[THE TASK] Look through the listing and locate every line containing the word "annue"; copy those lines.

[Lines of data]

╔══

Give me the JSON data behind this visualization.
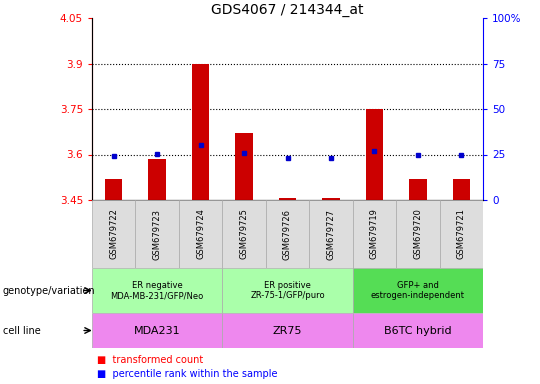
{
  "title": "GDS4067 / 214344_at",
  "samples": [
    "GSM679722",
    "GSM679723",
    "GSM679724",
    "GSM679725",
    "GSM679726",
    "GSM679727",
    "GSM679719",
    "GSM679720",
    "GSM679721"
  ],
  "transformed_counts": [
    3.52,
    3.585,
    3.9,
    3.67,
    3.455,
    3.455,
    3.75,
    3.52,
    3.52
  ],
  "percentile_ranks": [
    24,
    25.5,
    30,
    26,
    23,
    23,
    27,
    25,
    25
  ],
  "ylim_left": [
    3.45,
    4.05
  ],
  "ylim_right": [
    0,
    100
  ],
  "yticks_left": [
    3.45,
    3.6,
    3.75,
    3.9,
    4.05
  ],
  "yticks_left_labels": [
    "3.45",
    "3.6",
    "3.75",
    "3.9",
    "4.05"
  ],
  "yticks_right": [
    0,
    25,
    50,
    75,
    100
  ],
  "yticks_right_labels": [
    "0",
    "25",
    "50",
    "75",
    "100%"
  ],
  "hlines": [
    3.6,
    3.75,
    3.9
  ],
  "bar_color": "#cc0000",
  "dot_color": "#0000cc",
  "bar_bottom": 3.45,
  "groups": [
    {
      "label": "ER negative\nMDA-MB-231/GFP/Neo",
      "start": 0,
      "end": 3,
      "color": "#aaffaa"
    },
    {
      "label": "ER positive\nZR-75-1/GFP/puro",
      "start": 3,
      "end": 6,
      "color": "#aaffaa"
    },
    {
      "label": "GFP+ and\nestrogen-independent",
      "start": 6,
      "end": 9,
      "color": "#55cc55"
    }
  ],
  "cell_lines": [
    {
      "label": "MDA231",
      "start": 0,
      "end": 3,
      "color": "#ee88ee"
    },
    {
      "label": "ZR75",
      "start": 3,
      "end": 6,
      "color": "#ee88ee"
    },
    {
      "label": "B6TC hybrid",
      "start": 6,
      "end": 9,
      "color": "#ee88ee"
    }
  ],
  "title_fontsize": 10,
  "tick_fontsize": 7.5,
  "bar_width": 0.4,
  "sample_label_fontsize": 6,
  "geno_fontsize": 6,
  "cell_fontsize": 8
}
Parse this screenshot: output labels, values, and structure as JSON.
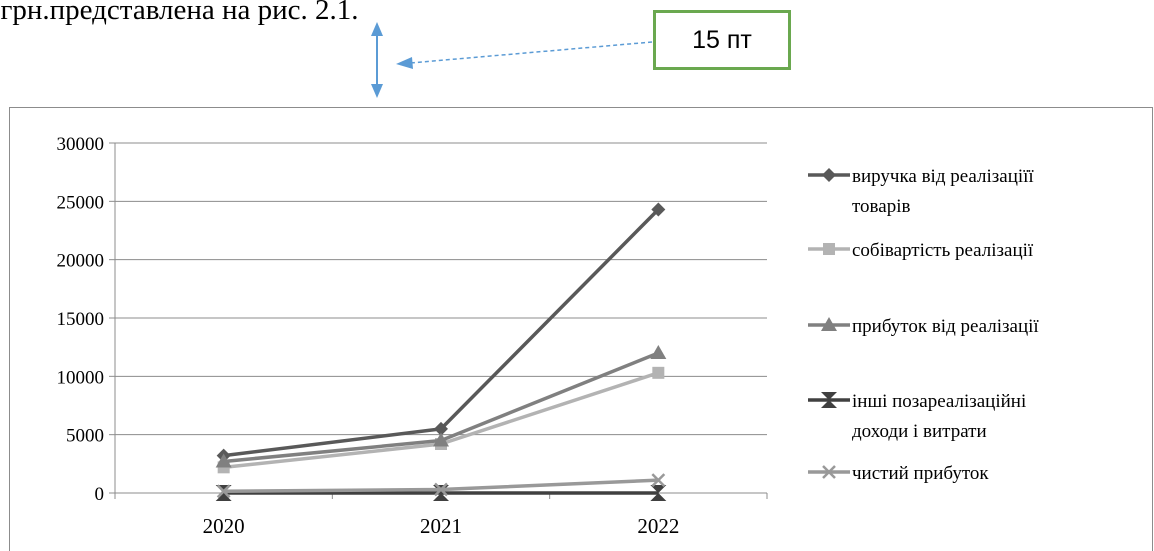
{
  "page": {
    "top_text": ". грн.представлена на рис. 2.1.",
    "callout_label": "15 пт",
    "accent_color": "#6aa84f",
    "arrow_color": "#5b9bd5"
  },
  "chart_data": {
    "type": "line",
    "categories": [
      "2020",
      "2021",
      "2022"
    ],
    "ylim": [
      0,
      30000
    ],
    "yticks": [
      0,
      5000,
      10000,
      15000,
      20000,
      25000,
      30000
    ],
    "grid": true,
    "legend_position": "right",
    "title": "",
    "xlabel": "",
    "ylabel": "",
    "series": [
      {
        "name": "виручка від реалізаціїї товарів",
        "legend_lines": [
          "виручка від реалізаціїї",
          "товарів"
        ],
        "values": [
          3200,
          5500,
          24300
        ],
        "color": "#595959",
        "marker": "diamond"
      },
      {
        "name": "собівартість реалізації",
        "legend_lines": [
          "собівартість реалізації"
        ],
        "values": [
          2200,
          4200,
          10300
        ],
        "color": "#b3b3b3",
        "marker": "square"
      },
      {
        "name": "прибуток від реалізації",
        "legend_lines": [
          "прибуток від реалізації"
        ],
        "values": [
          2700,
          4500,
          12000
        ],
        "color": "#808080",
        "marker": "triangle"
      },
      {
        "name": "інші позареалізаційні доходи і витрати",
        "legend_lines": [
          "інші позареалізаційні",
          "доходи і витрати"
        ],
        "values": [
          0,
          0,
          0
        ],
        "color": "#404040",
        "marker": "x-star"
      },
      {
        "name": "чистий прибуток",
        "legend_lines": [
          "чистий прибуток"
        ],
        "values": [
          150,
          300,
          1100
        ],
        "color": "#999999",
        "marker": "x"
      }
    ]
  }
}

╚══
╔══

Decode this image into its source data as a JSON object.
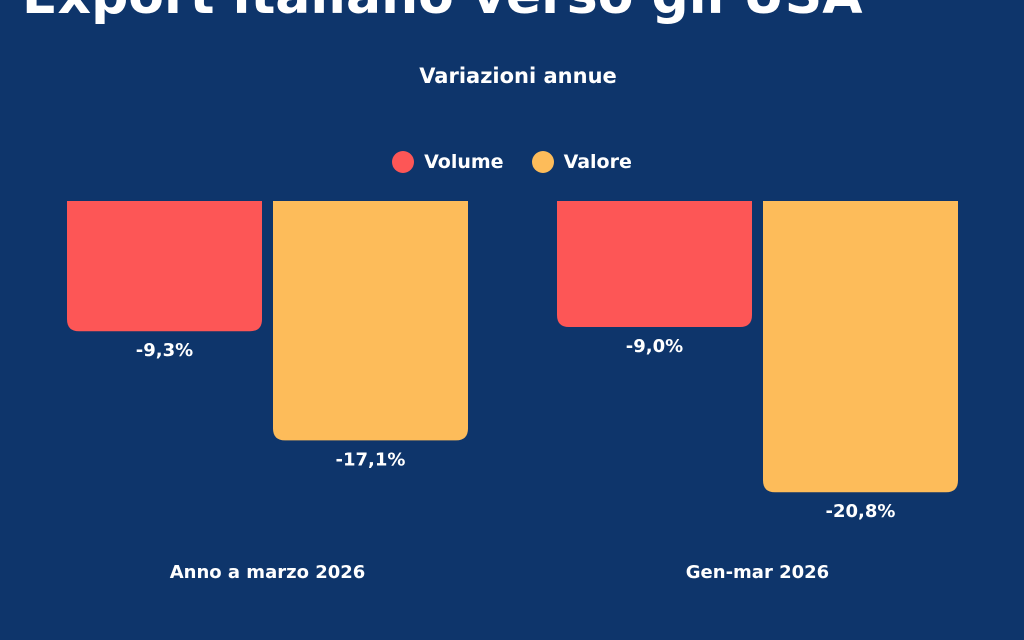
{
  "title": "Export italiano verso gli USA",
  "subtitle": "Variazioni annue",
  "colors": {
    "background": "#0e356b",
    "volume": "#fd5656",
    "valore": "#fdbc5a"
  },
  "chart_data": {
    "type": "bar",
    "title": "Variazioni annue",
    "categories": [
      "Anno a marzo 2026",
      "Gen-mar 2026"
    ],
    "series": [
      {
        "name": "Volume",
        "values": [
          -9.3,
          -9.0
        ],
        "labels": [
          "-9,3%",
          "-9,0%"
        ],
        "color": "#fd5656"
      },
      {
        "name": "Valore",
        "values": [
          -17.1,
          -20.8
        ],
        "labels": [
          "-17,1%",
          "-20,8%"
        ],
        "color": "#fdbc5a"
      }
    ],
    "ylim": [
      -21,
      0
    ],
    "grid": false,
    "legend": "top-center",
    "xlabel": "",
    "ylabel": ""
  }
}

╚══

[THE REPLY]
  "subtitle": "Variazioni annue",
    "title": "Variazioni annue",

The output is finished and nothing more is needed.